Data records
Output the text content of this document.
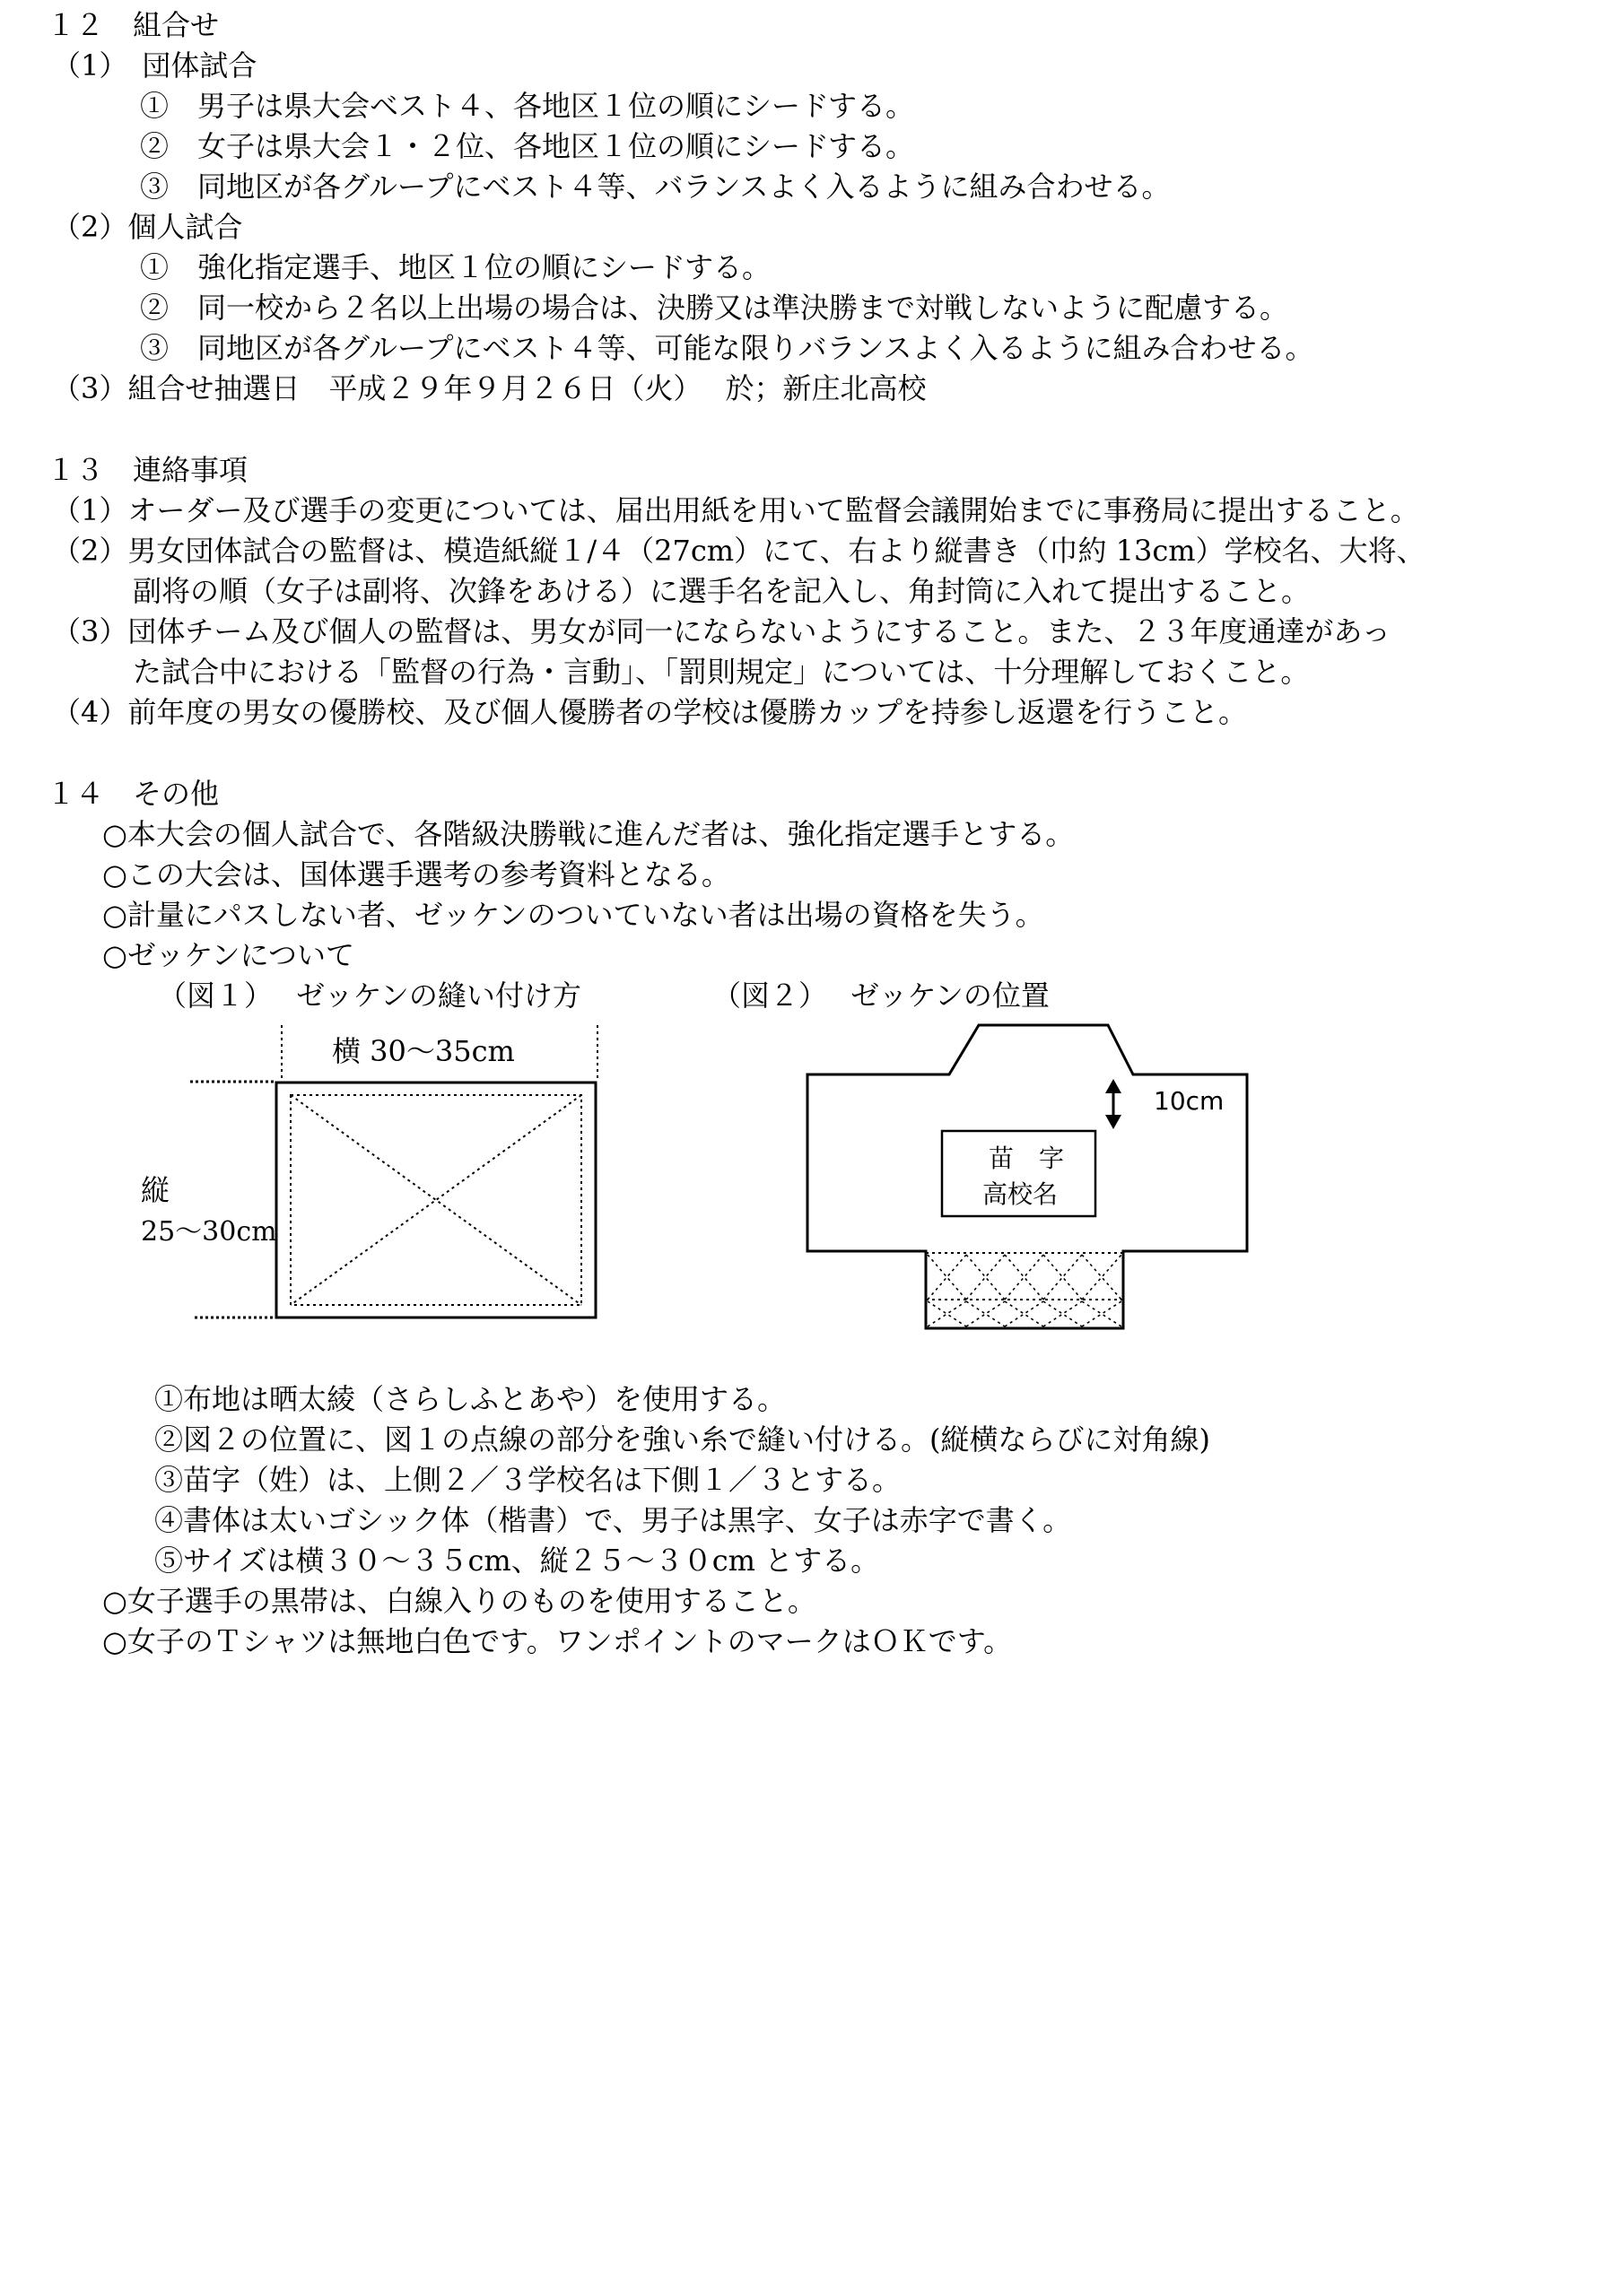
１２　組合せ
（1）　団体試合
①　男子は県大会ベスト４、各地区１位の順にシードする。
②　女子は県大会１・２位、各地区１位の順にシードする。
③　同地区が各グループにベスト４等、バランスよく入るように組み合わせる。
（2）個人試合
①　強化指定選手、地区１位の順にシードする。
②　同一校から２名以上出場の場合は、決勝又は準決勝まで対戦しないように配慮する。
③　同地区が各グループにベスト４等、可能な限りバランスよく入るように組み合わせる。
（3）組合せ抽選日　平成２９年９月２６日（火）　 於；新庄北高校
１３　連絡事項
（1）オーダー及び選手の変更については、届出用紙を用いて監督会議開始までに事務局に提出すること。
（2）男女団体試合の監督は、模造紙縦１/４（27cm）にて、右より縦書き（巾約 13cm）学校名、大将、
副将の順（女子は副将、次鋒をあける）に選手名を記入し、角封筒に入れて提出すること。
（3）団体チーム及び個人の監督は、男女が同一にならないようにすること。また、２３年度通達があっ
た試合中における「監督の行為・言動」、「罰則規定」については、十分理解しておくこと。
（4）前年度の男女の優勝校、及び個人優勝者の学校は優勝カップを持参し返還を行うこと。
１４　その他
○本大会の個人試合で、各階級決勝戦に進んだ者は、強化指定選手とする。
○この大会は、国体選手選考の参考資料となる。
○計量にパスしない者、ゼッケンのついていない者は出場の資格を失う。
○ゼッケンについて
（図１）　 ゼッケンの縫い付け方	（図２）　 ゼッケンの位置
横 30～35cm
縦
25～30cm
苗　字
高校名
10cm
①布地は晒太綾（さらしふとあや）を使用する。
②図２の位置に、図１の点線の部分を強い糸で縫い付ける。(縦横ならびに対角線)
③苗字（姓）は、上側２／３学校名は下側１／３とする。
④書体は太いゴシック体（楷書）で、男子は黒字、女子は赤字で書く。
⑤サイズは横３０～３５cm、縦２５～３０cm とする。
○女子選手の黒帯は、白線入りのものを使用すること。
○女子のＴシャツは無地白色です。ワンポイントのマークはＯＫです。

* **TASK DESCRIPTION**: Quote the data exactly, leaving every image out of the copy.

* **FULL OUTPUT**:
Output the text content of this document.
１２　組合せ
（1）　団体試合
①　男子は県大会ベスト４、各地区１位の順にシードする。
②　女子は県大会１・２位、各地区１位の順にシードする。
③　同地区が各グループにベスト４等、バランスよく入るように組み合わせる。
（2）個人試合
①　強化指定選手、地区１位の順にシードする。
②　同一校から２名以上出場の場合は、決勝又は準決勝まで対戦しないように配慮する。
③　同地区が各グループにベスト４等、可能な限りバランスよく入るように組み合わせる。
（3）組合せ抽選日　平成２９年９月２６日（火）　 於；新庄北高校
１３　連絡事項
（1）オーダー及び選手の変更については、届出用紙を用いて監督会議開始までに事務局に提出すること。
（2）男女団体試合の監督は、模造紙縦１/４（27cm）にて、右より縦書き（巾約 13cm）学校名、大将、
副将の順（女子は副将、次鋒をあける）に選手名を記入し、角封筒に入れて提出すること。
（3）団体チーム及び個人の監督は、男女が同一にならないようにすること。また、２３年度通達があっ
た試合中における「監督の行為・言動」、「罰則規定」については、十分理解しておくこと。
（4）前年度の男女の優勝校、及び個人優勝者の学校は優勝カップを持参し返還を行うこと。
１４　その他
○本大会の個人試合で、各階級決勝戦に進んだ者は、強化指定選手とする。
○この大会は、国体選手選考の参考資料となる。
○計量にパスしない者、ゼッケンのついていない者は出場の資格を失う。
○ゼッケンについて
（図１）　 ゼッケンの縫い付け方	（図２）　 ゼッケンの位置
横 30～35cm
縦
25～30cm
苗　字
高校名
10cm
①布地は晒太綾（さらしふとあや）を使用する。
②図２の位置に、図１の点線の部分を強い糸で縫い付ける。(縦横ならびに対角線)
③苗字（姓）は、上側２／３学校名は下側１／３とする。
④書体は太いゴシック体（楷書）で、男子は黒字、女子は赤字で書く。
⑤サイズは横３０～３５cm、縦２５～３０cm とする。
○女子選手の黒帯は、白線入りのものを使用すること。
○女子のＴシャツは無地白色です。ワンポイントのマークはＯＫです。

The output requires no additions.